To be done: Report back each line of the records that contains the string "Search".

··· Material to process

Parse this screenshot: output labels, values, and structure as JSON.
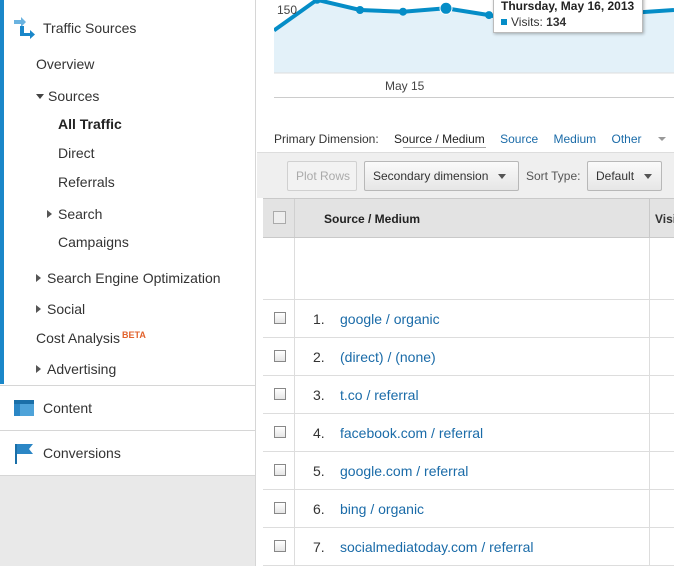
{
  "sidebar": {
    "traffic_sources": "Traffic Sources",
    "overview": "Overview",
    "sources": "Sources",
    "all_traffic": "All Traffic",
    "direct": "Direct",
    "referrals": "Referrals",
    "search": "Search",
    "campaigns": "Campaigns",
    "seo": "Search Engine Optimization",
    "social": "Social",
    "cost_analysis": "Cost Analysis",
    "beta": "BETA",
    "advertising": "Advertising",
    "content": "Content",
    "conversions": "Conversions"
  },
  "chart": {
    "y_tick": "150",
    "x_tick": "May 15",
    "tooltip_date": "Thursday, May 16, 2013",
    "tooltip_label": "Visits:",
    "tooltip_value": "134",
    "line_color": "#058dc7",
    "fill_color": "#e3f1f9"
  },
  "chart_data": {
    "type": "area",
    "series": [
      {
        "name": "Visits",
        "values": [
          138,
          156,
          150,
          149,
          151,
          147,
          141,
          146,
          150
        ]
      }
    ],
    "x_labels": [
      "",
      "",
      "",
      "May 15",
      "",
      "",
      "",
      "",
      ""
    ],
    "y_ticks": [
      150
    ]
  },
  "dimensions": {
    "label": "Primary Dimension:",
    "current": "Source / Medium",
    "source": "Source",
    "medium": "Medium",
    "other": "Other"
  },
  "toolbar": {
    "plot_rows": "Plot Rows",
    "secondary": "Secondary dimension",
    "sort_label": "Sort Type:",
    "sort_value": "Default"
  },
  "table": {
    "col_source": "Source / Medium",
    "col_visits": "Visi",
    "rows": [
      {
        "num": "1.",
        "source": "google / organic"
      },
      {
        "num": "2.",
        "source": "(direct) / (none)"
      },
      {
        "num": "3.",
        "source": "t.co / referral"
      },
      {
        "num": "4.",
        "source": "facebook.com / referral"
      },
      {
        "num": "5.",
        "source": "google.com / referral"
      },
      {
        "num": "6.",
        "source": "bing / organic"
      },
      {
        "num": "7.",
        "source": "socialmediatoday.com / referral"
      }
    ]
  }
}
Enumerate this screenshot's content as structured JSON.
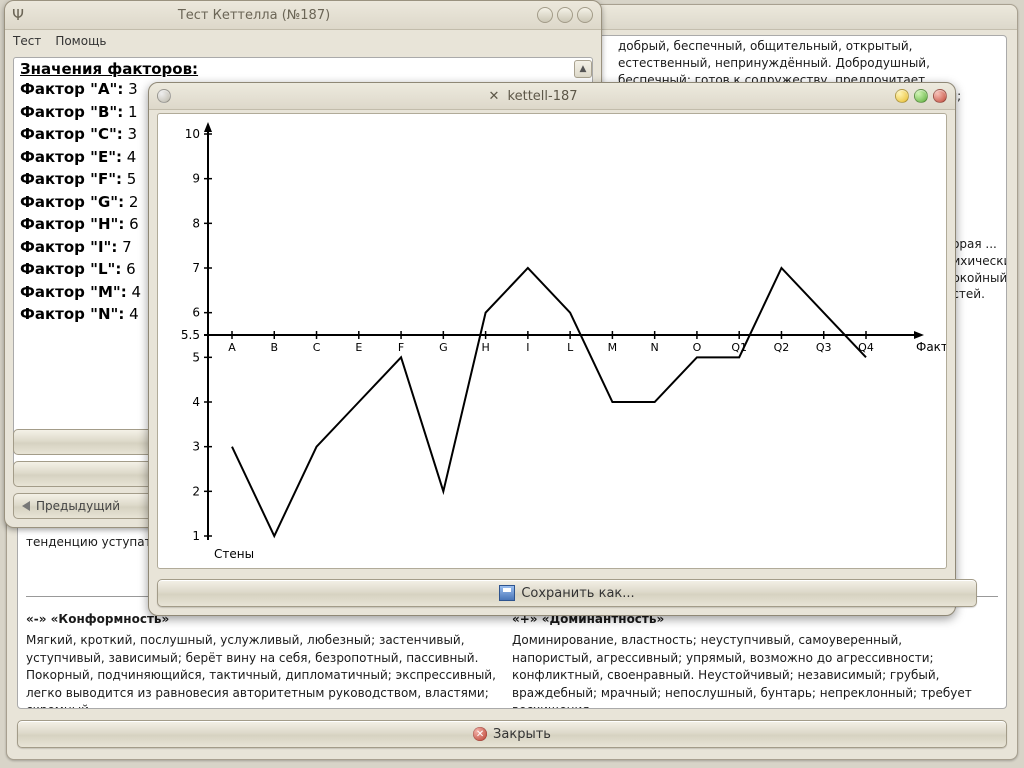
{
  "main_window": {
    "top_text": "добрый, беспечный, общительный, открытый, естественный, непринуждённый. Добродушный, беспечный; готов к содружеству, предпочитает присоединяться; сердечный, внимательный к людям;",
    "middle_text": "тенденцию уступать... Покорный, проблематичных ситуаций; утомляемость.",
    "side_text": "вторая ... психически спокойный; отстей.",
    "left_col": {
      "title": "«-» «Конформность»",
      "body": "Мягкий, кроткий, послушный, услужливый, любезный; застенчивый, уступчивый, зависимый; берёт вину на себя, безропотный, пассивный. Покорный, подчиняющийся, тактичный, дипломатичный; экспрессивный, легко выводится из равновесия авторитетным руководством, властями; скромный."
    },
    "right_col": {
      "title": "«+» «Доминантность»",
      "body": "Доминирование, властность; неуступчивый, самоуверенный, напористый, агрессивный; упрямый, возможно до агрессивности; конфликтный, своенравный. Неустойчивый; независимый; грубый, враждебный; мрачный; непослушный, бунтарь; непреклонный; требует восхищения."
    },
    "close_label": "Закрыть"
  },
  "list_window": {
    "title": "Тест Кеттелла (№187)",
    "menu": {
      "test": "Тест",
      "help": "Помощь"
    },
    "heading": "Значения факторов:",
    "factors": [
      {
        "name": "Фактор \"A\":",
        "value": 3
      },
      {
        "name": "Фактор \"B\":",
        "value": 1
      },
      {
        "name": "Фактор \"C\":",
        "value": 3
      },
      {
        "name": "Фактор \"E\":",
        "value": 4
      },
      {
        "name": "Фактор \"F\":",
        "value": 5
      },
      {
        "name": "Фактор \"G\":",
        "value": 2
      },
      {
        "name": "Фактор \"H\":",
        "value": 6
      },
      {
        "name": "Фактор \"I\":",
        "value": 7
      },
      {
        "name": "Фактор \"L\":",
        "value": 6
      },
      {
        "name": "Фактор \"M\":",
        "value": 4
      },
      {
        "name": "Фактор \"N\":",
        "value": 4
      }
    ],
    "prev_button": "Предыдущий"
  },
  "chart_window": {
    "title": "kettell-187",
    "save_label": "Сохранить как...",
    "axis_label_x": "Фактор",
    "axis_label_y": "Стены"
  },
  "chart_data": {
    "type": "line",
    "title": "",
    "xlabel": "Фактор",
    "ylabel": "Стены",
    "ylim": [
      1,
      10
    ],
    "yticks": [
      1,
      2,
      3,
      4,
      5,
      5.5,
      6,
      7,
      8,
      9,
      10
    ],
    "categories": [
      "A",
      "B",
      "C",
      "E",
      "F",
      "G",
      "H",
      "I",
      "L",
      "M",
      "N",
      "O",
      "Q1",
      "Q2",
      "Q3",
      "Q4"
    ],
    "values": [
      3,
      1,
      3,
      4,
      5,
      2,
      6,
      7,
      6,
      4,
      4,
      5,
      5,
      7,
      6,
      5
    ],
    "baseline": 5.5
  }
}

······

Written reply:
    "search": "Search",
    "seo": "Search Engine Optimization",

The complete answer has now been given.